Every line below is to be quoted exactly, with nothing added or dropped.
===
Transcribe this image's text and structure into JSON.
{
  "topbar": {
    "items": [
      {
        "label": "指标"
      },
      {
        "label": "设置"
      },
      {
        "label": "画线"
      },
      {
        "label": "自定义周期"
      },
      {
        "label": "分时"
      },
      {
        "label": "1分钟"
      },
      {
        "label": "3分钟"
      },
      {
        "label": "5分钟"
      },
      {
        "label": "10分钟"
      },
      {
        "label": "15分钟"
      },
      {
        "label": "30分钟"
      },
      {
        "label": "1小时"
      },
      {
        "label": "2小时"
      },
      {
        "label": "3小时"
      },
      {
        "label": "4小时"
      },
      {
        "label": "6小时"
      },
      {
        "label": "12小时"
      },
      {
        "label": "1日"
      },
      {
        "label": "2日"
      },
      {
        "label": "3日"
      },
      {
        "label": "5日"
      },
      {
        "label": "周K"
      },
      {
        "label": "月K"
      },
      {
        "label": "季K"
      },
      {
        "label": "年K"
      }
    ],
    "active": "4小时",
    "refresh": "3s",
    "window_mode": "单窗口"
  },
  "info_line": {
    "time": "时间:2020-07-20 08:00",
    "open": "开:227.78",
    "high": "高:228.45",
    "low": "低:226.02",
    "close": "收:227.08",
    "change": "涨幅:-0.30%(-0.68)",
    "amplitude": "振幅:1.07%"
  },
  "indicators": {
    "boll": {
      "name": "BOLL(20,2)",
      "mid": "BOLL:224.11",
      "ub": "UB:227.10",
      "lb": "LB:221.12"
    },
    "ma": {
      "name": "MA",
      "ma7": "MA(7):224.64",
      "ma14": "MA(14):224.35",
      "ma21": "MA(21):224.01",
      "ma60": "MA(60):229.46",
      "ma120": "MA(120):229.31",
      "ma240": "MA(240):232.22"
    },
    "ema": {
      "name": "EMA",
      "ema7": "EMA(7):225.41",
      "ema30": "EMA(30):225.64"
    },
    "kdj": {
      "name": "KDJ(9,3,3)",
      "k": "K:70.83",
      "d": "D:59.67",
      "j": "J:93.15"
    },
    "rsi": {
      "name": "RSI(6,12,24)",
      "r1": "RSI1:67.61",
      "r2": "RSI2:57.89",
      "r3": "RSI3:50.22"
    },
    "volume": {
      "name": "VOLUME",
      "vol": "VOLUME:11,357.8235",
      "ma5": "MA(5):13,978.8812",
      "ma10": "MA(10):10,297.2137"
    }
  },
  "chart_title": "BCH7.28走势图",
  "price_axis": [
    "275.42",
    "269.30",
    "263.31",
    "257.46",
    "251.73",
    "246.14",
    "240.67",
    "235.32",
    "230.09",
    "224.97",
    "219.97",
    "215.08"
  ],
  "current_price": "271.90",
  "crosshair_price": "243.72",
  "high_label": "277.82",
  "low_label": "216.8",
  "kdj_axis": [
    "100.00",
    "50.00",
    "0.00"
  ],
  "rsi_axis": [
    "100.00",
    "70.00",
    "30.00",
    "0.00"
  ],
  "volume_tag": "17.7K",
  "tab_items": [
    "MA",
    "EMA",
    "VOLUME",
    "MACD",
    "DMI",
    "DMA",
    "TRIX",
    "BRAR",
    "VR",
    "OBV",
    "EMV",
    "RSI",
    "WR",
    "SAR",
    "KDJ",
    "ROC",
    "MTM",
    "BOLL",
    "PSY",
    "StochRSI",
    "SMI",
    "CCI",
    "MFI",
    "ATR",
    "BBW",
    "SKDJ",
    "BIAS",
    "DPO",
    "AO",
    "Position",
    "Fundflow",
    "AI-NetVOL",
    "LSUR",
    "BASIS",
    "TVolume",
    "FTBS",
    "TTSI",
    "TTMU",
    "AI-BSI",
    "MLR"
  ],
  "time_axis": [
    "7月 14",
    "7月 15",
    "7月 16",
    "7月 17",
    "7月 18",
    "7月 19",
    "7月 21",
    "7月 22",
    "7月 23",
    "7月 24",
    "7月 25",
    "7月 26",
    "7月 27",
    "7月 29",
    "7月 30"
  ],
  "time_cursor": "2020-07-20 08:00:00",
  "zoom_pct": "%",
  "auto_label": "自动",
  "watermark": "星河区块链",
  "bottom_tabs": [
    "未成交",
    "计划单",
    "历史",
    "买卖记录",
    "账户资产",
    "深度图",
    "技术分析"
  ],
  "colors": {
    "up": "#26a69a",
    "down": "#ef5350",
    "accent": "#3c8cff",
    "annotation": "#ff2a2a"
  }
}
===
Solution -
Transcribe this image's text and structure into JSON.
{
  "topbar": {
    "items": [
      {
        "label": "指标"
      },
      {
        "label": "设置"
      },
      {
        "label": "画线"
      },
      {
        "label": "自定义周期"
      },
      {
        "label": "分时"
      },
      {
        "label": "1分钟"
      },
      {
        "label": "3分钟"
      },
      {
        "label": "5分钟"
      },
      {
        "label": "10分钟"
      },
      {
        "label": "15分钟"
      },
      {
        "label": "30分钟"
      },
      {
        "label": "1小时"
      },
      {
        "label": "2小时"
      },
      {
        "label": "3小时"
      },
      {
        "label": "4小时"
      },
      {
        "label": "6小时"
      },
      {
        "label": "12小时"
      },
      {
        "label": "1日"
      },
      {
        "label": "2日"
      },
      {
        "label": "3日"
      },
      {
        "label": "5日"
      },
      {
        "label": "周K"
      },
      {
        "label": "月K"
      },
      {
        "label": "季K"
      },
      {
        "label": "年K"
      }
    ],
    "active": "4小时",
    "refresh": "3s",
    "window_mode": "单窗口"
  },
  "info_line": {
    "time": "时间:2020-07-20 08:00",
    "open": "开:227.78",
    "high": "高:228.45",
    "low": "低:226.02",
    "close": "收:227.08",
    "change": "涨幅:-0.30%(-0.68)",
    "amplitude": "振幅:1.07%"
  },
  "indicators": {
    "boll": {
      "name": "BOLL(20,2)",
      "mid": "BOLL:224.11",
      "ub": "UB:227.10",
      "lb": "LB:221.12"
    },
    "ma": {
      "name": "MA",
      "ma7": "MA(7):224.64",
      "ma14": "MA(14):224.35",
      "ma21": "MA(21):224.01",
      "ma60": "MA(60):229.46",
      "ma120": "MA(120):229.31",
      "ma240": "MA(240):232.22"
    },
    "ema": {
      "name": "EMA",
      "ema7": "EMA(7):225.41",
      "ema30": "EMA(30):225.64"
    },
    "kdj": {
      "name": "KDJ(9,3,3)",
      "k": "K:70.83",
      "d": "D:59.67",
      "j": "J:93.15"
    },
    "rsi": {
      "name": "RSI(6,12,24)",
      "r1": "RSI1:67.61",
      "r2": "RSI2:57.89",
      "r3": "RSI3:50.22"
    },
    "volume": {
      "name": "VOLUME",
      "vol": "VOLUME:11,357.8235",
      "ma5": "MA(5):13,978.8812",
      "ma10": "MA(10):10,297.2137"
    }
  },
  "chart_title": "BCH7.28走势图",
  "price_axis": [
    "275.42",
    "269.30",
    "263.31",
    "257.46",
    "251.73",
    "246.14",
    "240.67",
    "235.32",
    "230.09",
    "224.97",
    "219.97",
    "215.08"
  ],
  "current_price": "271.90",
  "crosshair_price": "243.72",
  "high_label": "277.82",
  "low_label": "216.8",
  "kdj_axis": [
    "100.00",
    "50.00",
    "0.00"
  ],
  "rsi_axis": [
    "100.00",
    "70.00",
    "30.00",
    "0.00"
  ],
  "volume_tag": "17.7K",
  "tab_items": [
    "MA",
    "EMA",
    "VOLUME",
    "MACD",
    "DMI",
    "DMA",
    "TRIX",
    "BRAR",
    "VR",
    "OBV",
    "EMV",
    "RSI",
    "WR",
    "SAR",
    "KDJ",
    "ROC",
    "MTM",
    "BOLL",
    "PSY",
    "StochRSI",
    "SMI",
    "CCI",
    "MFI",
    "ATR",
    "BBW",
    "SKDJ",
    "BIAS",
    "DPO",
    "AO",
    "Position",
    "Fundflow",
    "AI-NetVOL",
    "LSUR",
    "BASIS",
    "TVolume",
    "FTBS",
    "TTSI",
    "TTMU",
    "AI-BSI",
    "MLR"
  ],
  "time_axis": [
    "7月 14",
    "7月 15",
    "7月 16",
    "7月 17",
    "7月 18",
    "7月 19",
    "7月 21",
    "7月 22",
    "7月 23",
    "7月 24",
    "7月 25",
    "7月 26",
    "7月 27",
    "7月 29",
    "7月 30"
  ],
  "time_cursor": "2020-07-20 08:00:00",
  "zoom_pct": "%",
  "auto_label": "自动",
  "watermark": "星河区块链",
  "bottom_tabs": [
    "未成交",
    "计划单",
    "历史",
    "买卖记录",
    "账户资产",
    "深度图",
    "技术分析"
  ],
  "colors": {
    "up": "#26a69a",
    "down": "#ef5350",
    "accent": "#3c8cff",
    "annotation": "#ff2a2a"
  }
}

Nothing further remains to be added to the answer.